* _SET EXERCISE_
How many lines of these records hold the string "Moderately"? Reply with the number alone.

[BEGIN]

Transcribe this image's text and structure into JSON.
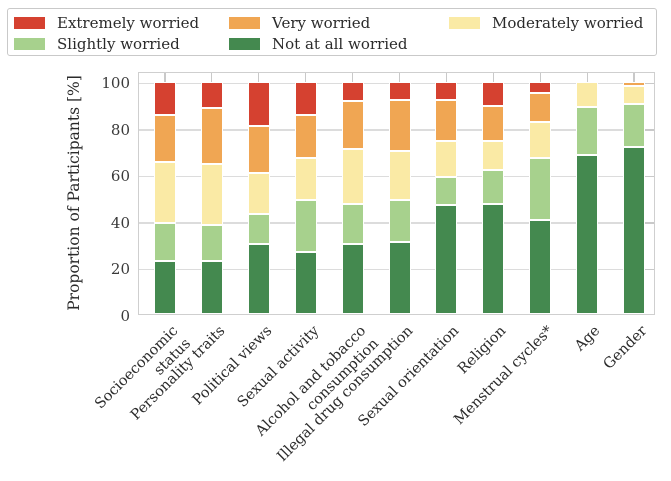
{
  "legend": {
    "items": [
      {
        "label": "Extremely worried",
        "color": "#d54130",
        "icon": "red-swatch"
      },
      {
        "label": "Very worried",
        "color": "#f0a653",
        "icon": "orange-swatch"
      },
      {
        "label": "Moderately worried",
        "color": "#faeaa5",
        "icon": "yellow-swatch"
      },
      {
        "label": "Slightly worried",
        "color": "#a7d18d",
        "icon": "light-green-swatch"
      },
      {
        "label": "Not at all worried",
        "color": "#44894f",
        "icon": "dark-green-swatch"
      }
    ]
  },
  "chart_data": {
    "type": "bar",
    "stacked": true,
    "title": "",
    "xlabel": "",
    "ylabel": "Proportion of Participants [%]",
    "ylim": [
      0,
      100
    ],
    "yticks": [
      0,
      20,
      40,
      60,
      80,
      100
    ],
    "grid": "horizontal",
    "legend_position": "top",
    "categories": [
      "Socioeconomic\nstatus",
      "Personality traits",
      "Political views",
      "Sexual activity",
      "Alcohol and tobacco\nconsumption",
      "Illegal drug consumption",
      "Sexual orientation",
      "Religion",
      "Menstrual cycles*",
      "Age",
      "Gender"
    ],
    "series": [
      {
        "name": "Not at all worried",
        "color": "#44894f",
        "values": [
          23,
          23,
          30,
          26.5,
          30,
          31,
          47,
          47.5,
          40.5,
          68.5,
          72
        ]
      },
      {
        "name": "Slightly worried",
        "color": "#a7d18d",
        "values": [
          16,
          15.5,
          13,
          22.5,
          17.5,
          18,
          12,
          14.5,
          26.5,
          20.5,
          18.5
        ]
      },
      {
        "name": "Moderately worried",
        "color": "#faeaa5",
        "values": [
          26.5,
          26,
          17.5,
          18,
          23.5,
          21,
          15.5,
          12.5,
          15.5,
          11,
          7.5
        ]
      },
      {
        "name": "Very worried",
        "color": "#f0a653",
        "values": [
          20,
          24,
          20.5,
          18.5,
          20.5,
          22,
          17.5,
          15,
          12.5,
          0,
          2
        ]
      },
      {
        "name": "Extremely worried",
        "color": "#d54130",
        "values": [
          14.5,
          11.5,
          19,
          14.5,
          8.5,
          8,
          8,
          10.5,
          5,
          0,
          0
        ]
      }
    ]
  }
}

[END]

* _RESPONSE TO THE EXERCISE_
2